(CHALLENGE)
Check each line for the string "below" and give only the count of lines that have it.

(SUPPLIED RECORDS)
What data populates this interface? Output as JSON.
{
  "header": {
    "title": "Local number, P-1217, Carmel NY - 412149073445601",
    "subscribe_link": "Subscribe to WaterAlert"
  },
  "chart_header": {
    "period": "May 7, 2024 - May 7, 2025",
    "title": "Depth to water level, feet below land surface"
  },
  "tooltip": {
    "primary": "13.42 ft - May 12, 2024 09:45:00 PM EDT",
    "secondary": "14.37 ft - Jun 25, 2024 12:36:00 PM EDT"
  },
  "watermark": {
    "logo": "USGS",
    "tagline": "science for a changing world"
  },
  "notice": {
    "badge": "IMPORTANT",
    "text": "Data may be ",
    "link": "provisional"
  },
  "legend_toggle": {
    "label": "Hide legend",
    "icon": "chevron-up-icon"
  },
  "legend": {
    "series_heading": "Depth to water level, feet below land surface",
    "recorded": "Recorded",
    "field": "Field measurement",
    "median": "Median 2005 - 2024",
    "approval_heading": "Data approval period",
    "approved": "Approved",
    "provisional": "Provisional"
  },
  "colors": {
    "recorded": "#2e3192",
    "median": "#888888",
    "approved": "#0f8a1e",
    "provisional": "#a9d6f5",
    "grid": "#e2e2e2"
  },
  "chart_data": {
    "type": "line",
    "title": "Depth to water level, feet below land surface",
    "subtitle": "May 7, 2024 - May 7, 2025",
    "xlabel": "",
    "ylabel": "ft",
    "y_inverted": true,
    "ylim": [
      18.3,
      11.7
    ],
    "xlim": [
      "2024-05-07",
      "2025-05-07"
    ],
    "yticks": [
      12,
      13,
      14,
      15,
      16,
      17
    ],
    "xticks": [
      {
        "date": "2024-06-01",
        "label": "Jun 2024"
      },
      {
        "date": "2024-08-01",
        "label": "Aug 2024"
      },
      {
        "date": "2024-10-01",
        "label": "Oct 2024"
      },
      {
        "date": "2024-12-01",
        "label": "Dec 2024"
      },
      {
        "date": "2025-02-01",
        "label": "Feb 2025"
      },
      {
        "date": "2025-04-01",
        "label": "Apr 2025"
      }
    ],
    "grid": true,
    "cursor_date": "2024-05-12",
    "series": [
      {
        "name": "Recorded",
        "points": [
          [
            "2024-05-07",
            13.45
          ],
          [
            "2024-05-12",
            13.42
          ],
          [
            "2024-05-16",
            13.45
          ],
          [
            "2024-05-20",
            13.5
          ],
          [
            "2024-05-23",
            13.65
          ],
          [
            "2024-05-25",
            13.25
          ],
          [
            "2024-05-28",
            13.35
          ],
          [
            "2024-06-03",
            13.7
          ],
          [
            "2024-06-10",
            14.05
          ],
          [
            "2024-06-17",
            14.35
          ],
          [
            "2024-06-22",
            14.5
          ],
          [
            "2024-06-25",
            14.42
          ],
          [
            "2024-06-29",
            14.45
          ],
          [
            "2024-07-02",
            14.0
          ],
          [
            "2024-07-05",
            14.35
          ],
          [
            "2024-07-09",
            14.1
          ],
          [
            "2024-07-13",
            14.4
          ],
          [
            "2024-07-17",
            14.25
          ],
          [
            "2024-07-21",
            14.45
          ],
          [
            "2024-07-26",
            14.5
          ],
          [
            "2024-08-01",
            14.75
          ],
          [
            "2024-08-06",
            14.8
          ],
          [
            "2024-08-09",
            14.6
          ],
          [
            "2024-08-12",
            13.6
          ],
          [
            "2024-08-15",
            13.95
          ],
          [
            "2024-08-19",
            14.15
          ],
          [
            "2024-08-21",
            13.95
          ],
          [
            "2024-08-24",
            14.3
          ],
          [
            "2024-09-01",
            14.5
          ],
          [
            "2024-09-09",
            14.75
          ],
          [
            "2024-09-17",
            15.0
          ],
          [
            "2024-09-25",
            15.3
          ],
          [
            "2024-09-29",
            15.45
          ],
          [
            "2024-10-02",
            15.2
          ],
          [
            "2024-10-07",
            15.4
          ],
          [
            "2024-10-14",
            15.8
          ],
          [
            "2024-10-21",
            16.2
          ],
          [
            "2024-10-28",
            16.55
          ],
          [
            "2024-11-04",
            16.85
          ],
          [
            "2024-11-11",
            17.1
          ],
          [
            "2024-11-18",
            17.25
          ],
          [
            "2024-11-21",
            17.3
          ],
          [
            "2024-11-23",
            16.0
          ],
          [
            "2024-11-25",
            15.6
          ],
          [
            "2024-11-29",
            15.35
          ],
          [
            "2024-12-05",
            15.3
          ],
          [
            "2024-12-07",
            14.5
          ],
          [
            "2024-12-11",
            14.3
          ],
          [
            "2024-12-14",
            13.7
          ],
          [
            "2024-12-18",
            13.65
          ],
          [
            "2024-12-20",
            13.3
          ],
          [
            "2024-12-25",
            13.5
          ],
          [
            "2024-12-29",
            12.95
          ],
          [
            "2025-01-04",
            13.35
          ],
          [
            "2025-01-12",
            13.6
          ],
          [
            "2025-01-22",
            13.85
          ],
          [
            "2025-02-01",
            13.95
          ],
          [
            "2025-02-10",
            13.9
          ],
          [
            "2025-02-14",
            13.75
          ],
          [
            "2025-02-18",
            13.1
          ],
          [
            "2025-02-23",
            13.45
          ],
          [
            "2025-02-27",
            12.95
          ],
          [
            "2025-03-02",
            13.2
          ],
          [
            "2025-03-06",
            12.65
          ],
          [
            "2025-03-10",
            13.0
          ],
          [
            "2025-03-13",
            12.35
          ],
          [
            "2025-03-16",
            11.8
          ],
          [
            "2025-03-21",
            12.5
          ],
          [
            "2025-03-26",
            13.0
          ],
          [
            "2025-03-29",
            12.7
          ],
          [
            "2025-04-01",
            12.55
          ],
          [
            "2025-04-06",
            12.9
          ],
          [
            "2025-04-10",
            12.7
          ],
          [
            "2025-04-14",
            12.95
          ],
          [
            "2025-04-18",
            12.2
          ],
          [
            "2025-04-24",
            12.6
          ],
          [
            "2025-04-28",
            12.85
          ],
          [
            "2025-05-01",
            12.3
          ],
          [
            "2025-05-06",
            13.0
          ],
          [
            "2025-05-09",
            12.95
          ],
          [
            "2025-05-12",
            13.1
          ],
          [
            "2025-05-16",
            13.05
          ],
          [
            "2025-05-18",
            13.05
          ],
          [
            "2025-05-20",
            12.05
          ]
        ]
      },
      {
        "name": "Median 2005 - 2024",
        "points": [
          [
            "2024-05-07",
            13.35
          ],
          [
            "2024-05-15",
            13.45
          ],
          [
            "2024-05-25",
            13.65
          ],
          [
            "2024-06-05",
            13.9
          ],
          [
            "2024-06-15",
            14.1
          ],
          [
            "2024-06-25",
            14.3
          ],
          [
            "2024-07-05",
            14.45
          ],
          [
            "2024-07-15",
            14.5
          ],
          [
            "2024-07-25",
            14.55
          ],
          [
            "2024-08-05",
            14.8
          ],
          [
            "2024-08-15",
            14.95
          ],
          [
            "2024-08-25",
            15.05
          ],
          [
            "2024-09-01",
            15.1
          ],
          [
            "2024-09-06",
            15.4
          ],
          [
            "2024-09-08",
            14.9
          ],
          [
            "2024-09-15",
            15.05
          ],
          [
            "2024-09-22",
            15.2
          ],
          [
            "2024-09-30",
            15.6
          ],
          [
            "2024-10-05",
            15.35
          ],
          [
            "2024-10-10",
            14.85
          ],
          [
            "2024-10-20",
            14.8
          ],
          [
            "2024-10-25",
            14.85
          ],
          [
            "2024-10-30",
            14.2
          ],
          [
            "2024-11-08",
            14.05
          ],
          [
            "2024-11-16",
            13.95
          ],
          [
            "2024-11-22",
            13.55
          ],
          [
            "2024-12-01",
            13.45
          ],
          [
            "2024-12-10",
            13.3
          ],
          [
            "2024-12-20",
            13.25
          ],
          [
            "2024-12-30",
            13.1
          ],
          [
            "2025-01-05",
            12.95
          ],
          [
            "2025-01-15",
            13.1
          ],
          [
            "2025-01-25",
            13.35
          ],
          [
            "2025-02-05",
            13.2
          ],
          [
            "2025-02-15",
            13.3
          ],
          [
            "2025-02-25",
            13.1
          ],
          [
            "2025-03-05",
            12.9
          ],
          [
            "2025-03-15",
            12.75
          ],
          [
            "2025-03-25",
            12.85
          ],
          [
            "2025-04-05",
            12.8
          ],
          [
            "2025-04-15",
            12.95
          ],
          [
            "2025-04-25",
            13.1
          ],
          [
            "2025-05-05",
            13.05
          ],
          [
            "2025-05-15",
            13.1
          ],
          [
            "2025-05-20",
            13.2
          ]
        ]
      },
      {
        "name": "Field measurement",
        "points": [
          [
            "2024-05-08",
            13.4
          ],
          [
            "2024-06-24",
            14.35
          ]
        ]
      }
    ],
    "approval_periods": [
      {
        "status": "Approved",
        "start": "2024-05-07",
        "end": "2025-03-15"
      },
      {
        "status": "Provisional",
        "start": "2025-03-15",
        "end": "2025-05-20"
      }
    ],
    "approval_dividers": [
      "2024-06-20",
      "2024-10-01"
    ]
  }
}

(TASK ANSWER)
3